Record extracts —
• • • •
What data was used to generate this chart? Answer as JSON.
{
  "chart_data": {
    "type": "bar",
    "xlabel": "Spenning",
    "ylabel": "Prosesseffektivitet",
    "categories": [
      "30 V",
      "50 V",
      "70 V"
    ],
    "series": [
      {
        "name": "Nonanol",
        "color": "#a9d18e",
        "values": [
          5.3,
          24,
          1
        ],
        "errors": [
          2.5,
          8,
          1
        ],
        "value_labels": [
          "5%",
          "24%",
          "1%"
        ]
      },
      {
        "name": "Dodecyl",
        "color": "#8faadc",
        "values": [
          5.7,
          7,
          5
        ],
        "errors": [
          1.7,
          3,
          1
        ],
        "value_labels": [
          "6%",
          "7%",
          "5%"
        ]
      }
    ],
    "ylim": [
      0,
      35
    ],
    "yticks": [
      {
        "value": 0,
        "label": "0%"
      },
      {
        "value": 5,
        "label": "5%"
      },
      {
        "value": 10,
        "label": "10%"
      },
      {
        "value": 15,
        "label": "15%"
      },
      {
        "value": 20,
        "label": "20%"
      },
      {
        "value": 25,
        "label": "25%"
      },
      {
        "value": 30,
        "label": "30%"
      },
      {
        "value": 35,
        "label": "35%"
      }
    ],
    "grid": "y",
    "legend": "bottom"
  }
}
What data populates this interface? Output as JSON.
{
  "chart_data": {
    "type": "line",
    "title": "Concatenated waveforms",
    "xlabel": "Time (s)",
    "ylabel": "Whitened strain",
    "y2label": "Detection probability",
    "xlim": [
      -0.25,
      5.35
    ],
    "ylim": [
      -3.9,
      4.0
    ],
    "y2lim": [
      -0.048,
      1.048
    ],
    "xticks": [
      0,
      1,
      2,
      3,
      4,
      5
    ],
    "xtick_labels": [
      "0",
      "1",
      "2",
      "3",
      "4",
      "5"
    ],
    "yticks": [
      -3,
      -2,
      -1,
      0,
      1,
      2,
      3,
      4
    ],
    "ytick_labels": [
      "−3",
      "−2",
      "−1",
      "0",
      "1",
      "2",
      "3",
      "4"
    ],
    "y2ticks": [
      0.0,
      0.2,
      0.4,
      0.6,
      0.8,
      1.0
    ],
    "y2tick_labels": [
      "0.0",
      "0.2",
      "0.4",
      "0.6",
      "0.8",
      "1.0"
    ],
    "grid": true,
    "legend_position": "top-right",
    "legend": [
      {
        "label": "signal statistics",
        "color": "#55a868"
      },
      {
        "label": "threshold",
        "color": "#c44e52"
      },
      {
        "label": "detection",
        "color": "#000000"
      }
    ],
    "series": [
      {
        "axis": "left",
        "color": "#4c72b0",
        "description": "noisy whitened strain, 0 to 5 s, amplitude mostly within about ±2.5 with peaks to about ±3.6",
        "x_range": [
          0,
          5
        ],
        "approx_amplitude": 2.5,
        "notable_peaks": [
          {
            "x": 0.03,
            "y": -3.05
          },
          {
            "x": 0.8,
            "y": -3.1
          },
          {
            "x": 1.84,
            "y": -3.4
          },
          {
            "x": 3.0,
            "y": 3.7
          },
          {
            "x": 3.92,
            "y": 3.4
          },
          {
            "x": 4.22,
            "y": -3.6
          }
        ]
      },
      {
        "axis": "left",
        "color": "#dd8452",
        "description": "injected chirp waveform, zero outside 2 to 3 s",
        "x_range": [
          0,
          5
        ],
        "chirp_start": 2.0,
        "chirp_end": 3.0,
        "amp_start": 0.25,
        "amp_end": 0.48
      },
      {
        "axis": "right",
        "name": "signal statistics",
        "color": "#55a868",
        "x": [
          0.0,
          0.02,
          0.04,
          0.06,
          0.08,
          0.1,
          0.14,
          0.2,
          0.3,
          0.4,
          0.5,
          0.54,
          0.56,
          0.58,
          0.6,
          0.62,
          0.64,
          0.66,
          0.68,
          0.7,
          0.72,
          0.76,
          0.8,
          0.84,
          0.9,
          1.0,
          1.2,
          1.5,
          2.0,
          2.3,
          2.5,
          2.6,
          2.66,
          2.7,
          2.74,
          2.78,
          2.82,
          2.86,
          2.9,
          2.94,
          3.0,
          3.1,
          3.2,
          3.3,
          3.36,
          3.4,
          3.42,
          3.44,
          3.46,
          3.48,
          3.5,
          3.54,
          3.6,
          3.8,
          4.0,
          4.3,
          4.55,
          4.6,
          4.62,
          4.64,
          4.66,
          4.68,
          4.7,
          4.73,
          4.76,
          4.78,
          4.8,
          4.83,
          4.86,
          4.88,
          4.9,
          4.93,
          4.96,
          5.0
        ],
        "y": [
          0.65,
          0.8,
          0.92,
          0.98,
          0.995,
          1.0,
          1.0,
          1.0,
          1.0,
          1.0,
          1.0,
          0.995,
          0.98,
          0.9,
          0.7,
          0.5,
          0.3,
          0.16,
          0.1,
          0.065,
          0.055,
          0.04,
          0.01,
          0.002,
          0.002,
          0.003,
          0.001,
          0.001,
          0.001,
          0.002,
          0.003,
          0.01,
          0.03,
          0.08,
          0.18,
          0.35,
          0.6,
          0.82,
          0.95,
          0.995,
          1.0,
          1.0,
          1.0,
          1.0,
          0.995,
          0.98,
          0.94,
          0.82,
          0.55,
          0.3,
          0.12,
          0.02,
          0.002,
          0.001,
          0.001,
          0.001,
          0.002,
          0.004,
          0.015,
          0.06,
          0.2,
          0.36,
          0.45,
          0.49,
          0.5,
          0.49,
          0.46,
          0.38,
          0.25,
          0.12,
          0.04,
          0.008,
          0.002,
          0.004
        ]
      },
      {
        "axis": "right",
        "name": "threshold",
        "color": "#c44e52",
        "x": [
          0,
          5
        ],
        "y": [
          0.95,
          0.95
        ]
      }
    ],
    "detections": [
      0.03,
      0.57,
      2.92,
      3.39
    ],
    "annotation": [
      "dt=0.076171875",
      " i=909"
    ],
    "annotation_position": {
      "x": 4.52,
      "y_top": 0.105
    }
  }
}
• • • •
Write out the records above again, keeping each one identical to the original.

Exercise result —
What data was used to generate this chart? Answer as JSON.
{
  "chart_data": {
    "type": "bar",
    "xlabel": "Spenning",
    "ylabel": "Prosesseffektivitet",
    "categories": [
      "30 V",
      "50 V",
      "70 V"
    ],
    "series": [
      {
        "name": "Nonanol",
        "color": "#a9d18e",
        "values": [
          5.3,
          24,
          1
        ],
        "errors": [
          2.5,
          8,
          1
        ],
        "value_labels": [
          "5%",
          "24%",
          "1%"
        ]
      },
      {
        "name": "Dodecyl",
        "color": "#8faadc",
        "values": [
          5.7,
          7,
          5
        ],
        "errors": [
          1.7,
          3,
          1
        ],
        "value_labels": [
          "6%",
          "7%",
          "5%"
        ]
      }
    ],
    "ylim": [
      0,
      35
    ],
    "yticks": [
      {
        "value": 0,
        "label": "0%"
      },
      {
        "value": 5,
        "label": "5%"
      },
      {
        "value": 10,
        "label": "10%"
      },
      {
        "value": 15,
        "label": "15%"
      },
      {
        "value": 20,
        "label": "20%"
      },
      {
        "value": 25,
        "label": "25%"
      },
      {
        "value": 30,
        "label": "30%"
      },
      {
        "value": 35,
        "label": "35%"
      }
    ],
    "grid": "y",
    "legend": "bottom"
  }
}
What data populates this interface? Output as JSON.
{
  "chart_data": {
    "type": "line",
    "title": "Concatenated waveforms",
    "xlabel": "Time (s)",
    "ylabel": "Whitened strain",
    "y2label": "Detection probability",
    "xlim": [
      -0.25,
      5.35
    ],
    "ylim": [
      -3.9,
      4.0
    ],
    "y2lim": [
      -0.048,
      1.048
    ],
    "xticks": [
      0,
      1,
      2,
      3,
      4,
      5
    ],
    "xtick_labels": [
      "0",
      "1",
      "2",
      "3",
      "4",
      "5"
    ],
    "yticks": [
      -3,
      -2,
      -1,
      0,
      1,
      2,
      3,
      4
    ],
    "ytick_labels": [
      "−3",
      "−2",
      "−1",
      "0",
      "1",
      "2",
      "3",
      "4"
    ],
    "y2ticks": [
      0.0,
      0.2,
      0.4,
      0.6,
      0.8,
      1.0
    ],
    "y2tick_labels": [
      "0.0",
      "0.2",
      "0.4",
      "0.6",
      "0.8",
      "1.0"
    ],
    "grid": true,
    "legend_position": "top-right",
    "legend": [
      {
        "label": "signal statistics",
        "color": "#55a868"
      },
      {
        "label": "threshold",
        "color": "#c44e52"
      },
      {
        "label": "detection",
        "color": "#000000"
      }
    ],
    "series": [
      {
        "axis": "left",
        "color": "#4c72b0",
        "description": "noisy whitened strain, 0 to 5 s, amplitude mostly within about ±2.5 with peaks to about ±3.6",
        "x_range": [
          0,
          5
        ],
        "approx_amplitude": 2.5,
        "notable_peaks": [
          {
            "x": 0.03,
            "y": -3.05
          },
          {
            "x": 0.8,
            "y": -3.1
          },
          {
            "x": 1.84,
            "y": -3.4
          },
          {
            "x": 3.0,
            "y": 3.7
          },
          {
            "x": 3.92,
            "y": 3.4
          },
          {
            "x": 4.22,
            "y": -3.6
          }
        ]
      },
      {
        "axis": "left",
        "color": "#dd8452",
        "description": "injected chirp waveform, zero outside 2 to 3 s",
        "x_range": [
          0,
          5
        ],
        "chirp_start": 2.0,
        "chirp_end": 3.0,
        "amp_start": 0.25,
        "amp_end": 0.48
      },
      {
        "axis": "right",
        "name": "signal statistics",
        "color": "#55a868",
        "x": [
          0.0,
          0.02,
          0.04,
          0.06,
          0.08,
          0.1,
          0.14,
          0.2,
          0.3,
          0.4,
          0.5,
          0.54,
          0.56,
          0.58,
          0.6,
          0.62,
          0.64,
          0.66,
          0.68,
          0.7,
          0.72,
          0.76,
          0.8,
          0.84,
          0.9,
          1.0,
          1.2,
          1.5,
          2.0,
          2.3,
          2.5,
          2.6,
          2.66,
          2.7,
          2.74,
          2.78,
          2.82,
          2.86,
          2.9,
          2.94,
          3.0,
          3.1,
          3.2,
          3.3,
          3.36,
          3.4,
          3.42,
          3.44,
          3.46,
          3.48,
          3.5,
          3.54,
          3.6,
          3.8,
          4.0,
          4.3,
          4.55,
          4.6,
          4.62,
          4.64,
          4.66,
          4.68,
          4.7,
          4.73,
          4.76,
          4.78,
          4.8,
          4.83,
          4.86,
          4.88,
          4.9,
          4.93,
          4.96,
          5.0
        ],
        "y": [
          0.65,
          0.8,
          0.92,
          0.98,
          0.995,
          1.0,
          1.0,
          1.0,
          1.0,
          1.0,
          1.0,
          0.995,
          0.98,
          0.9,
          0.7,
          0.5,
          0.3,
          0.16,
          0.1,
          0.065,
          0.055,
          0.04,
          0.01,
          0.002,
          0.002,
          0.003,
          0.001,
          0.001,
          0.001,
          0.002,
          0.003,
          0.01,
          0.03,
          0.08,
          0.18,
          0.35,
          0.6,
          0.82,
          0.95,
          0.995,
          1.0,
          1.0,
          1.0,
          1.0,
          0.995,
          0.98,
          0.94,
          0.82,
          0.55,
          0.3,
          0.12,
          0.02,
          0.002,
          0.001,
          0.001,
          0.001,
          0.002,
          0.004,
          0.015,
          0.06,
          0.2,
          0.36,
          0.45,
          0.49,
          0.5,
          0.49,
          0.46,
          0.38,
          0.25,
          0.12,
          0.04,
          0.008,
          0.002,
          0.004
        ]
      },
      {
        "axis": "right",
        "name": "threshold",
        "color": "#c44e52",
        "x": [
          0,
          5
        ],
        "y": [
          0.95,
          0.95
        ]
      }
    ],
    "detections": [
      0.03,
      0.57,
      2.92,
      3.39
    ],
    "annotation": [
      "dt=0.076171875",
      " i=909"
    ],
    "annotation_position": {
      "x": 4.52,
      "y_top": 0.105
    }
  }
}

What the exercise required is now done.